**TASK TO COMPLETE**
From the news story below about Smolly Moyo's court case, retype the passage that starts at the words "She was accused" and ends after "President Mnangagwa’s assistance.".

**PAGE**
Wednesday, 26 February 2020


BUSINESSWOMAN and Connect Water chief executive, Ms Smolly Moyo, who was facing allegations of duping a businessman of R290 000 has been freed.

Moyo will only return to court by way of summons after Harare provincial magistrate Rumbidzai Mugwagwa dismissed the State’s application for further postponement of her case and further remand.

She was accused of duping Mr Prince Abraham, the managing director of Nedlac, which has business interests in South Africa and Zimbabwe.

Ms Mugwagwa said Ms Moyo has been attending court without being furnished with a trial date by the State.

Allegations against her were that sometime in June last year, Mr Abraham was introduced to her by a friend before indicating that she could assist him in getting back his US$700 000 with President Mnangagwa’s assistance.

Reports were that on June 7 at around midday, Mr Abraham met Ms Moyo at Rainbow Towers in Harare who told him that she had earlier in the day met President Mnangagwa during the national clean-up campaign.

**INFORMATION PROVIDED**
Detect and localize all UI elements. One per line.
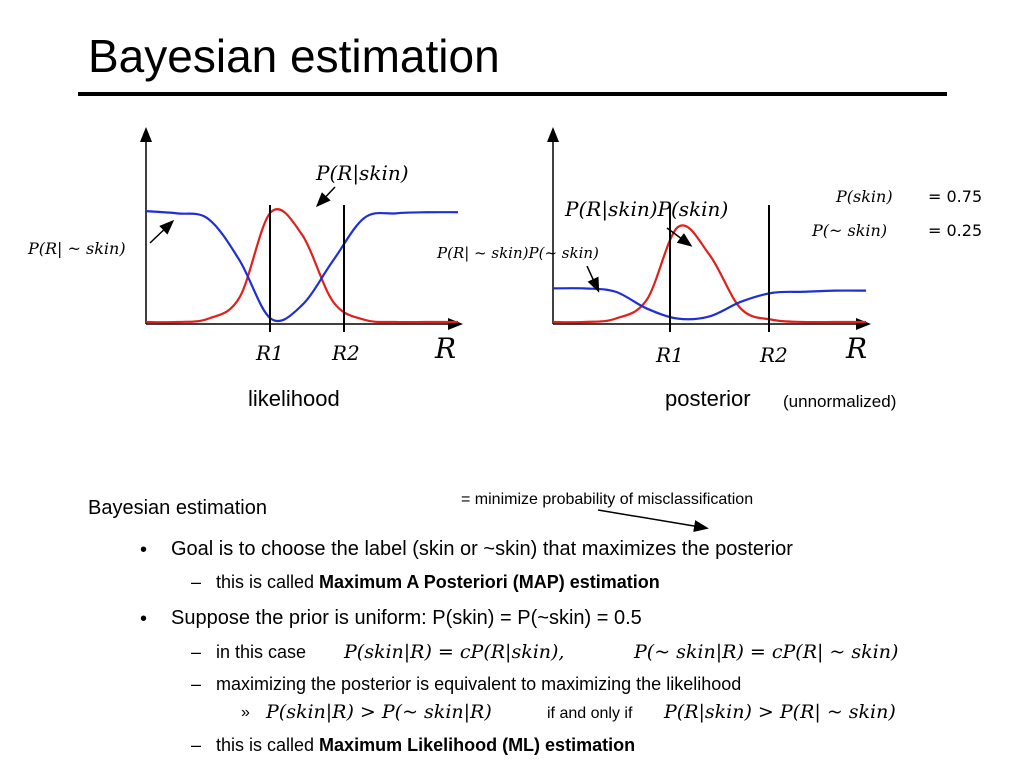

**TASK ANSWER**
She was accused of duping Mr Prince Abraham, the managing director of Nedlac, which has business interests in South Africa and Zimbabwe.

Ms Mugwagwa said Ms Moyo has been attending court without being furnished with a trial date by the State.

Allegations against her were that sometime in June last year, Mr Abraham was introduced to her by a friend before indicating that she could assist him in getting back his US$700 000 with President Mnangagwa’s assistance.